Source data ▸
++++++++
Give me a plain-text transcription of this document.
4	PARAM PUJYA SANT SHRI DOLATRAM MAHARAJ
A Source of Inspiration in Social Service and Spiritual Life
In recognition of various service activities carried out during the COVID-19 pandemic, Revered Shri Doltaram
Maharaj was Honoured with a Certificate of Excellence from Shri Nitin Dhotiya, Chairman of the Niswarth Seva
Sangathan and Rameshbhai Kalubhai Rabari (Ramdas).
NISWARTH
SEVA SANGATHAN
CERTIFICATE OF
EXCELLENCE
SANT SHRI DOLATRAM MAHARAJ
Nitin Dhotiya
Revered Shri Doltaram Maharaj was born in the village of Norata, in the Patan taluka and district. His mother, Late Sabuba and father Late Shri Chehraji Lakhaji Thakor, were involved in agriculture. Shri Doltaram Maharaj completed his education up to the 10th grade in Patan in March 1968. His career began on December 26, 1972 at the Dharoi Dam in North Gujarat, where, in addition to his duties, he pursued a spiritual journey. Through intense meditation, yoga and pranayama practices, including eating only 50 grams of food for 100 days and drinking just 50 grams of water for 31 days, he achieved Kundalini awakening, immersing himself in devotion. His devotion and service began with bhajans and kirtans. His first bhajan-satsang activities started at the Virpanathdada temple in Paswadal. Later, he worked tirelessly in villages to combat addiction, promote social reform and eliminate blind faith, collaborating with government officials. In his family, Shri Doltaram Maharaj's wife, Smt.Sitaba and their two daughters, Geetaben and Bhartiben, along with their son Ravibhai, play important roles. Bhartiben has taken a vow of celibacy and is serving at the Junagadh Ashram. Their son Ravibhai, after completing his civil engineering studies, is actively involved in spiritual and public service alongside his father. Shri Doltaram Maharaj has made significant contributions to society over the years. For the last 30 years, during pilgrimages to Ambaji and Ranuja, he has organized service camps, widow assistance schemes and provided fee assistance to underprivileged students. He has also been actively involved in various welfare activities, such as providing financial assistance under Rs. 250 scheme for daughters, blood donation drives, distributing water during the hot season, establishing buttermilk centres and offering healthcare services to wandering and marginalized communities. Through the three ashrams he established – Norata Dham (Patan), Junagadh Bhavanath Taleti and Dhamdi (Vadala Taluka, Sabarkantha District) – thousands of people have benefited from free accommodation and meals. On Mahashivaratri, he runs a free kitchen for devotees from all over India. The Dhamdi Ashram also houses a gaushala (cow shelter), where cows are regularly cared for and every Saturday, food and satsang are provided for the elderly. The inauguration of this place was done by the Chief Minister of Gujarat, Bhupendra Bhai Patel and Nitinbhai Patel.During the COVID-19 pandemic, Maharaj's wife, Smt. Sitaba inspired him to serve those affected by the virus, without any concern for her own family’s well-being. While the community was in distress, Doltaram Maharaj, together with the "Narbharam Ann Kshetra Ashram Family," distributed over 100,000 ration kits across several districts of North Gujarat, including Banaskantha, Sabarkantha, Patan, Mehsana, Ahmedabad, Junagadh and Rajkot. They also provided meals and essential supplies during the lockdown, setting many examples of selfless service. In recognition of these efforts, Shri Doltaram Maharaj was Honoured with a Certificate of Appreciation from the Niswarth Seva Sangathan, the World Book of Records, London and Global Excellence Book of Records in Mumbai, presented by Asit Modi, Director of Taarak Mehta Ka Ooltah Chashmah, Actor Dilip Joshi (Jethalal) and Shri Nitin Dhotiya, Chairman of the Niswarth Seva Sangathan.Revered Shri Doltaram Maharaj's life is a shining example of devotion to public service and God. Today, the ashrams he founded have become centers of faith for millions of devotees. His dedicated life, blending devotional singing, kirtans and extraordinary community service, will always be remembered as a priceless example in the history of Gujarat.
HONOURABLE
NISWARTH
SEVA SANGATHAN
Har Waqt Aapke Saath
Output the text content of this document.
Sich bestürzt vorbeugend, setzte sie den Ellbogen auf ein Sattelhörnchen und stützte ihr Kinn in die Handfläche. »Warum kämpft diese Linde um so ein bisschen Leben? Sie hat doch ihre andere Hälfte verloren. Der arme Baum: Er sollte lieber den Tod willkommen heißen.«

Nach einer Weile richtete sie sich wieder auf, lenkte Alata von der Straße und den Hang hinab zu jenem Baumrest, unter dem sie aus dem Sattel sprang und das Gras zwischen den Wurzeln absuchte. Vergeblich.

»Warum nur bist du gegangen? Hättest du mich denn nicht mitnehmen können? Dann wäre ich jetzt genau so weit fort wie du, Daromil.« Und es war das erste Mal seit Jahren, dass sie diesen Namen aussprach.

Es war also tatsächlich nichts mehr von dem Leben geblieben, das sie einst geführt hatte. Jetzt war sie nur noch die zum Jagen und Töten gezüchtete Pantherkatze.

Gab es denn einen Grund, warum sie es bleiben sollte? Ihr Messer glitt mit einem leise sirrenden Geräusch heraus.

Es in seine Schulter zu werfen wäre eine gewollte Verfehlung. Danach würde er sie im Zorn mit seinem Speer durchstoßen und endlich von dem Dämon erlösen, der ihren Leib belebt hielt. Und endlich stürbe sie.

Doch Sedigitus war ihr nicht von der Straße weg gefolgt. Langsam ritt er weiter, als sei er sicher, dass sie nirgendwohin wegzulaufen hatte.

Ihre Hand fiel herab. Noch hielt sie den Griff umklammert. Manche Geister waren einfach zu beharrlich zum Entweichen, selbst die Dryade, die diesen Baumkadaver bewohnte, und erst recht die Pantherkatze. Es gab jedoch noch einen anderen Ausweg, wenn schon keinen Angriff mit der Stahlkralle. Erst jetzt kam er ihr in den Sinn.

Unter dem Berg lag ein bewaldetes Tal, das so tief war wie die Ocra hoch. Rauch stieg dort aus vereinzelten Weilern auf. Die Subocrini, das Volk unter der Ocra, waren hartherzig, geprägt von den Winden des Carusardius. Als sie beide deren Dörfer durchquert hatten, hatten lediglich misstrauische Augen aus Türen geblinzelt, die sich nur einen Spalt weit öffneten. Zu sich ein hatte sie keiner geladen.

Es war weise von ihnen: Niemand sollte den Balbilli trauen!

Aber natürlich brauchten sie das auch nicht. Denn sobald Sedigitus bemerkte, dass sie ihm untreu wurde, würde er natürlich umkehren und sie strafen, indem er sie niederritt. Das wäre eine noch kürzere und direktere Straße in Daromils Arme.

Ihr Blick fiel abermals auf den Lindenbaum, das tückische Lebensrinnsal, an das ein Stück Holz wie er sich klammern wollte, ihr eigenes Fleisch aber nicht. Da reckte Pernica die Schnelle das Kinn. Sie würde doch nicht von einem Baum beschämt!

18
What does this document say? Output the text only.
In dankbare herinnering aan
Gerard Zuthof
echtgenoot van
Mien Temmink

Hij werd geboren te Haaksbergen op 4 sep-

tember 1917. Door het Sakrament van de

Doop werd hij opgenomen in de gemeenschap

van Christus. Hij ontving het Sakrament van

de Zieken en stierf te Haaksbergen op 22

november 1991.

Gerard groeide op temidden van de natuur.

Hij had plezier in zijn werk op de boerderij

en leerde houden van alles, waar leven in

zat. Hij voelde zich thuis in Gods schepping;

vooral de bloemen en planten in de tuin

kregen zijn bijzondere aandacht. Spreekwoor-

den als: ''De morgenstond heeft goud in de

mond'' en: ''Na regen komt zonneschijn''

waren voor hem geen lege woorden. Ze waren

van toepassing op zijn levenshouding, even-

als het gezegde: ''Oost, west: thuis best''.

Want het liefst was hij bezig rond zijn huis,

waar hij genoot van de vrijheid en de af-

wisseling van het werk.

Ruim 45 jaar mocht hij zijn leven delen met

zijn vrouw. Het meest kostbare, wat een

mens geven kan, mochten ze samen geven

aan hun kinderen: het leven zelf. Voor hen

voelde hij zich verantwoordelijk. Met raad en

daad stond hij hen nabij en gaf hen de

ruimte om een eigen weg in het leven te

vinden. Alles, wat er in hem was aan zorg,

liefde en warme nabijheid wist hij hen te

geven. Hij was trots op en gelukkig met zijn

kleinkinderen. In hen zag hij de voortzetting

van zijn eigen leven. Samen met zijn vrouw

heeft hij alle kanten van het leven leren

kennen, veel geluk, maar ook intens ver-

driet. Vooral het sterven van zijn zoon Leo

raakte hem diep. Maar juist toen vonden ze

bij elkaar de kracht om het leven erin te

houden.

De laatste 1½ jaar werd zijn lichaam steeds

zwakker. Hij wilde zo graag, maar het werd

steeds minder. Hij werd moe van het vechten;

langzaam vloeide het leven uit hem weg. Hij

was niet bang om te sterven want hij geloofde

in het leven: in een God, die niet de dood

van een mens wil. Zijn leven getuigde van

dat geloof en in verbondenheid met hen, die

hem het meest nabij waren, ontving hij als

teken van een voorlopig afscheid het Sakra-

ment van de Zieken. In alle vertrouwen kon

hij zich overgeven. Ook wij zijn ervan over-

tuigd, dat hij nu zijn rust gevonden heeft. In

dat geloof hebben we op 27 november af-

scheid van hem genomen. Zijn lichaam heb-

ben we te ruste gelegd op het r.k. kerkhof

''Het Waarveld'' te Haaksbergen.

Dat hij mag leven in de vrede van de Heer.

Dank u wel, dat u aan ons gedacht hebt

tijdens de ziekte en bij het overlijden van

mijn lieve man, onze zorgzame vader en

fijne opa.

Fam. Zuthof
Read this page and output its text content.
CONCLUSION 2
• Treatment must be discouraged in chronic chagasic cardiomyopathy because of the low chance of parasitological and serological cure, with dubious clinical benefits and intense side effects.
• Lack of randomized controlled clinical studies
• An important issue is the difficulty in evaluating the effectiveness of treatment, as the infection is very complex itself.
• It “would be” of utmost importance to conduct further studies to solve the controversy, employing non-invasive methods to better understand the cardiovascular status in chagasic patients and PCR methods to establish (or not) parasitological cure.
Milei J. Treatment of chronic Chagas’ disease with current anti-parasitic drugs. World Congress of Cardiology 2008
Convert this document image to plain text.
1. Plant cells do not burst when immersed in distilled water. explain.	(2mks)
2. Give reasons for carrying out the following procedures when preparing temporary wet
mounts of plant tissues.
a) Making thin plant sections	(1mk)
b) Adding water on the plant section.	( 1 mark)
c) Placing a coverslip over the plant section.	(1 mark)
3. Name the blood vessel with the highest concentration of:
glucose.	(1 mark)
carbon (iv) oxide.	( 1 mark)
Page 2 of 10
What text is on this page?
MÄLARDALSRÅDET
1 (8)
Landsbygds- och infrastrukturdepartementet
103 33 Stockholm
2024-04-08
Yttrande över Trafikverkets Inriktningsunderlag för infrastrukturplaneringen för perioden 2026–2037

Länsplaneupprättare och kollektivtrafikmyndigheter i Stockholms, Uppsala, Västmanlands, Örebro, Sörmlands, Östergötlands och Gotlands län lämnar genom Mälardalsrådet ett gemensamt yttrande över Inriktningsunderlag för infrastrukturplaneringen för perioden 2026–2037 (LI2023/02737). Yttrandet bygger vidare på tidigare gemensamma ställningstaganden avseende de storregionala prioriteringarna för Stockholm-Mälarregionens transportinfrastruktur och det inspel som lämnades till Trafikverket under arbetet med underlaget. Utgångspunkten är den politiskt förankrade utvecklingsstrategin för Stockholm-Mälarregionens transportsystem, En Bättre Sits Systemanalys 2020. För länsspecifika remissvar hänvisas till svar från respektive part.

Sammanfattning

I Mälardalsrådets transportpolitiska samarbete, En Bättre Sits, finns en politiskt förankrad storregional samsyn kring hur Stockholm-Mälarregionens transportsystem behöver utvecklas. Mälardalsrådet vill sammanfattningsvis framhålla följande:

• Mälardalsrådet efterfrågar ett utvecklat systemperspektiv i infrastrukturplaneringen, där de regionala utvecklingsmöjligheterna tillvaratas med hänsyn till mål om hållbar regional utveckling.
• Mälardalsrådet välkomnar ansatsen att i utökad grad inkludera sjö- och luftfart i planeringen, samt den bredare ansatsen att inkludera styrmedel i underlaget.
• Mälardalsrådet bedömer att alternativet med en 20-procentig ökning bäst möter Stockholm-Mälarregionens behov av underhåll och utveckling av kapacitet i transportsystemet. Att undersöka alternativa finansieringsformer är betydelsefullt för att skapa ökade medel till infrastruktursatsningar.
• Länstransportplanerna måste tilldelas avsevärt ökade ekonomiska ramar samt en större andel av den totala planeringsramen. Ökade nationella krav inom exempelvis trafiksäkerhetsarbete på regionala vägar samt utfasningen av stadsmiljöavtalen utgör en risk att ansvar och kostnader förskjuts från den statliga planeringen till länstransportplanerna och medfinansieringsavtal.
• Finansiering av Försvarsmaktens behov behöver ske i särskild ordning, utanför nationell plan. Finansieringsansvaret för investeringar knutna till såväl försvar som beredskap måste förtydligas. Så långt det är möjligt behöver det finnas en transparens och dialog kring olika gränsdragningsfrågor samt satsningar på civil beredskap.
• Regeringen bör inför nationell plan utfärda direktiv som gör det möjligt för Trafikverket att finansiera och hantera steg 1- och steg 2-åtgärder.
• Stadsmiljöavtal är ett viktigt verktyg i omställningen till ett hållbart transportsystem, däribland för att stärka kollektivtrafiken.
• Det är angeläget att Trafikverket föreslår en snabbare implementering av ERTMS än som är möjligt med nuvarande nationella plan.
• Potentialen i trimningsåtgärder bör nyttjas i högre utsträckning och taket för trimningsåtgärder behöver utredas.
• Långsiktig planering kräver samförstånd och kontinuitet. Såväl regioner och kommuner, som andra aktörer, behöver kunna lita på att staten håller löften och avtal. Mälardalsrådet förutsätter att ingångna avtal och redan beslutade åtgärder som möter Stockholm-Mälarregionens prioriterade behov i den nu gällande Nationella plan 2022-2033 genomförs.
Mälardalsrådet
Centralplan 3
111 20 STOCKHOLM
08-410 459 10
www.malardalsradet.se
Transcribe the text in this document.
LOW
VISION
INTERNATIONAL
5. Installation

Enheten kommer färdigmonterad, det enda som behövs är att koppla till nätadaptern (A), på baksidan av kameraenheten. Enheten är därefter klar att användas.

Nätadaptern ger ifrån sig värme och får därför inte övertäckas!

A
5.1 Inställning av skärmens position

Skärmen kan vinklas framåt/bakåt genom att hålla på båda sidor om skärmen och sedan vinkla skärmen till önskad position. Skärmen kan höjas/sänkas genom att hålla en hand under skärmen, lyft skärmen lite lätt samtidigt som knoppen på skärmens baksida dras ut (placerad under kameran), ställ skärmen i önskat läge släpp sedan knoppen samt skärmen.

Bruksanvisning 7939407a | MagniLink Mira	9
++++++++
Your assignment ▸ Take every line from the records that holds "noch" and copy it down.

Response to the exercise ▸
Es war also tatsächlich nichts mehr von dem Leben geblieben, das sie einst geführt hatte. Jetzt war sie nur noch die zum Jagen und Töten gezüchtete Pantherkatze.
Ihre Hand fiel herab. Noch hielt sie den Griff umklammert. Manche Geister waren einfach zu beharrlich zum Entweichen, selbst die Dryade, die diesen Baumkadaver bewohnte, und erst recht die Pantherkatze. Es gab jedoch noch einen anderen Ausweg, wenn schon keinen Angriff mit der Stahlkralle. Erst jetzt kam er ihr in den Sinn.
Aber natürlich brauchten sie das auch nicht. Denn sobald Sedigitus bemerkte, dass sie ihm untreu wurde, würde er natürlich umkehren und sie strafen, indem er sie niederritt. Das wäre eine noch kürzere und direktere Straße in Daromils Arme.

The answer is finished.